> _Given request_
Return each line of the data below exactly, omitting any pictures.

> _Dataset rows_

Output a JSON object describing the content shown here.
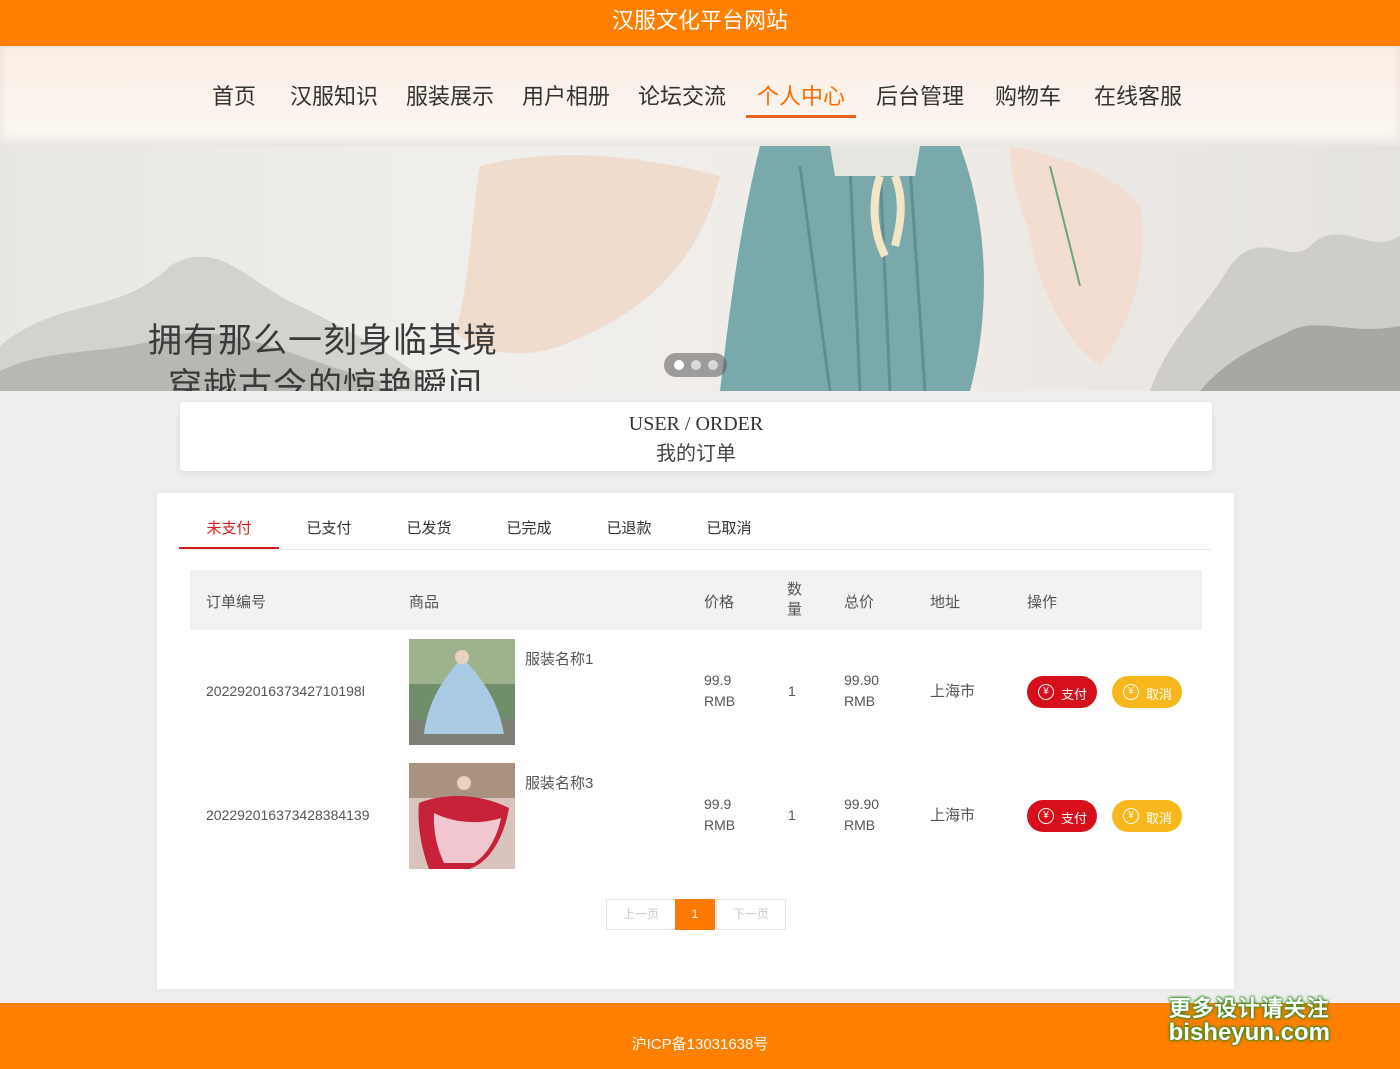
{
  "site": {
    "title": "汉服文化平台网站"
  },
  "nav": [
    "首页",
    "汉服知识",
    "服装展示",
    "用户相册",
    "论坛交流",
    "个人中心",
    "后台管理",
    "购物车",
    "在线客服"
  ],
  "banner": {
    "line1": "拥有那么一刻身临其境",
    "line2": "穿越古今的惊艳瞬间"
  },
  "section": {
    "title_en": "USER / ORDER",
    "title_cn": "我的订单"
  },
  "tabs": [
    "未支付",
    "已支付",
    "已发货",
    "已完成",
    "已退款",
    "已取消"
  ],
  "table": {
    "headers": {
      "order_no": "订单编号",
      "goods": "商品",
      "price": "价格",
      "qty": "数量",
      "total": "总价",
      "address": "地址",
      "action": "操作"
    },
    "rows": [
      {
        "order_no": "20229201637342710198l",
        "name": "服装名称1",
        "price": "99.9",
        "price_unit": "RMB",
        "qty": "1",
        "total": "99.90",
        "total_unit": "RMB",
        "address": "上海市",
        "pay": "支付",
        "cancel": "取消"
      },
      {
        "order_no": "202292016373428384139",
        "name": "服装名称3",
        "price": "99.9",
        "price_unit": "RMB",
        "qty": "1",
        "total": "99.90",
        "total_unit": "RMB",
        "address": "上海市",
        "pay": "支付",
        "cancel": "取消"
      }
    ]
  },
  "pagination": {
    "prev": "上一页",
    "current": "1",
    "next": "下一页"
  },
  "footer": {
    "icp": "沪ICP备13031638号"
  },
  "watermark": {
    "line1": "更多设计请关注",
    "line2": "bisheyun.com"
  },
  "icons": {
    "pay": "yuan-circle-icon",
    "cancel": "yuan-circle-icon"
  },
  "colors": {
    "brand": "#ff7f00",
    "active_tab": "#d11e1e",
    "pay_button": "#d60f1a",
    "cancel_button": "#f8b81d"
  }
}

> _Task response_
Output a JSON object describing the content shown here.
{
  "site": {
    "title": "汉服文化平台网站"
  },
  "nav": [
    "首页",
    "汉服知识",
    "服装展示",
    "用户相册",
    "论坛交流",
    "个人中心",
    "后台管理",
    "购物车",
    "在线客服"
  ],
  "banner": {
    "line1": "拥有那么一刻身临其境",
    "line2": "穿越古今的惊艳瞬间"
  },
  "section": {
    "title_en": "USER / ORDER",
    "title_cn": "我的订单"
  },
  "tabs": [
    "未支付",
    "已支付",
    "已发货",
    "已完成",
    "已退款",
    "已取消"
  ],
  "table": {
    "headers": {
      "order_no": "订单编号",
      "goods": "商品",
      "price": "价格",
      "qty": "数量",
      "total": "总价",
      "address": "地址",
      "action": "操作"
    },
    "rows": [
      {
        "order_no": "20229201637342710198l",
        "name": "服装名称1",
        "price": "99.9",
        "price_unit": "RMB",
        "qty": "1",
        "total": "99.90",
        "total_unit": "RMB",
        "address": "上海市",
        "pay": "支付",
        "cancel": "取消"
      },
      {
        "order_no": "202292016373428384139",
        "name": "服装名称3",
        "price": "99.9",
        "price_unit": "RMB",
        "qty": "1",
        "total": "99.90",
        "total_unit": "RMB",
        "address": "上海市",
        "pay": "支付",
        "cancel": "取消"
      }
    ]
  },
  "pagination": {
    "prev": "上一页",
    "current": "1",
    "next": "下一页"
  },
  "footer": {
    "icp": "沪ICP备13031638号"
  },
  "watermark": {
    "line1": "更多设计请关注",
    "line2": "bisheyun.com"
  },
  "icons": {
    "pay": "yuan-circle-icon",
    "cancel": "yuan-circle-icon"
  },
  "colors": {
    "brand": "#ff7f00",
    "active_tab": "#d11e1e",
    "pay_button": "#d60f1a",
    "cancel_button": "#f8b81d"
  }
}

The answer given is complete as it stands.